• _What to do_
Copy nothing but the text: repeat each entry exactly and drop the images.
§
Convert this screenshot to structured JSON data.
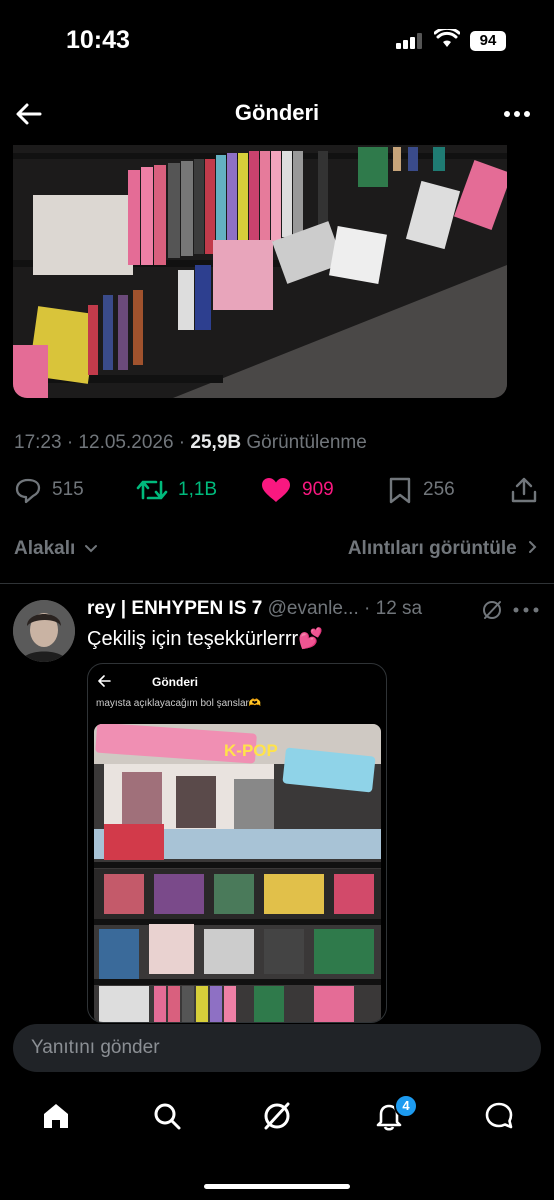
{
  "status_bar": {
    "time": "10:43",
    "battery": "94"
  },
  "header": {
    "title": "Gönderi",
    "back_icon": "arrow-left-icon",
    "more_icon": "more-horizontal-icon"
  },
  "post": {
    "timestamp": "17:23 · 12.05.2026 · ",
    "views_count": "25,9B",
    "views_label": " Görüntülenme",
    "replies": "515",
    "reposts": "1,1B",
    "likes": "909",
    "bookmarks": "256",
    "colors": {
      "repost": "#00ba7c",
      "like": "#f91880",
      "muted": "#71767b"
    }
  },
  "sort": {
    "left": "Alakalı",
    "right": "Alıntıları görüntüle"
  },
  "reply": {
    "name": "rey | ENHYPEN IS 7",
    "handle": " @evanle...",
    "time": " · 12 sa",
    "text": "Çekiliş için teşekkürlerrr💕",
    "embed": {
      "title": "Gönderi",
      "caption": "mayısta açıklayacağım bol şanslar🫶",
      "banner_text": "K-POP"
    }
  },
  "composer": {
    "placeholder": "Yanıtını gönder"
  },
  "tabbar": {
    "notification_count": "4",
    "accent": "#1d9bf0"
  }
}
§
• _Written response_
Convert this screenshot to structured JSON data.
{
  "status_bar": {
    "time": "10:43",
    "battery": "94"
  },
  "header": {
    "title": "Gönderi",
    "back_icon": "arrow-left-icon",
    "more_icon": "more-horizontal-icon"
  },
  "post": {
    "timestamp": "17:23 · 12.05.2026 · ",
    "views_count": "25,9B",
    "views_label": " Görüntülenme",
    "replies": "515",
    "reposts": "1,1B",
    "likes": "909",
    "bookmarks": "256",
    "colors": {
      "repost": "#00ba7c",
      "like": "#f91880",
      "muted": "#71767b"
    }
  },
  "sort": {
    "left": "Alakalı",
    "right": "Alıntıları görüntüle"
  },
  "reply": {
    "name": "rey | ENHYPEN IS 7",
    "handle": " @evanle...",
    "time": " · 12 sa",
    "text": "Çekiliş için teşekkürlerrr💕",
    "embed": {
      "title": "Gönderi",
      "caption": "mayısta açıklayacağım bol şanslar🫶",
      "banner_text": "K-POP"
    }
  },
  "composer": {
    "placeholder": "Yanıtını gönder"
  },
  "tabbar": {
    "notification_count": "4",
    "accent": "#1d9bf0"
  }
}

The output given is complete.